SUPPLIED MATERIAL:
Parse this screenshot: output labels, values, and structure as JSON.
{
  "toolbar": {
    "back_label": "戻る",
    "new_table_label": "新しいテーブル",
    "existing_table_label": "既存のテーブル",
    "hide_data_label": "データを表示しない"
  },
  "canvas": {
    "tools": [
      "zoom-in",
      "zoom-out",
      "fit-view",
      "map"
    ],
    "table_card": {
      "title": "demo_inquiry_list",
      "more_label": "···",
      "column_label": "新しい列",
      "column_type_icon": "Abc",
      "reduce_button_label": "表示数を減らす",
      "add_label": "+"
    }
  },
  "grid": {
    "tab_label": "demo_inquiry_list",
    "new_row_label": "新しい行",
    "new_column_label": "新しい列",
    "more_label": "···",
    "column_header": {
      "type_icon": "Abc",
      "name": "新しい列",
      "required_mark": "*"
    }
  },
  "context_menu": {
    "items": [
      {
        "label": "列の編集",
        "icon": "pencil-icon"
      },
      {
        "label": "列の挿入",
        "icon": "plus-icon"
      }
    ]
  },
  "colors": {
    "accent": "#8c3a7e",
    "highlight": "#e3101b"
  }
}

OBJECTIVE:
Set down each entry again, unchanged.

FINAL RESULT:
Parse this screenshot: output labels, values, and structure as JSON.
{
  "toolbar": {
    "back_label": "戻る",
    "new_table_label": "新しいテーブル",
    "existing_table_label": "既存のテーブル",
    "hide_data_label": "データを表示しない"
  },
  "canvas": {
    "tools": [
      "zoom-in",
      "zoom-out",
      "fit-view",
      "map"
    ],
    "table_card": {
      "title": "demo_inquiry_list",
      "more_label": "···",
      "column_label": "新しい列",
      "column_type_icon": "Abc",
      "reduce_button_label": "表示数を減らす",
      "add_label": "+"
    }
  },
  "grid": {
    "tab_label": "demo_inquiry_list",
    "new_row_label": "新しい行",
    "new_column_label": "新しい列",
    "more_label": "···",
    "column_header": {
      "type_icon": "Abc",
      "name": "新しい列",
      "required_mark": "*"
    }
  },
  "context_menu": {
    "items": [
      {
        "label": "列の編集",
        "icon": "pencil-icon"
      },
      {
        "label": "列の挿入",
        "icon": "plus-icon"
      }
    ]
  },
  "colors": {
    "accent": "#8c3a7e",
    "highlight": "#e3101b"
  }
}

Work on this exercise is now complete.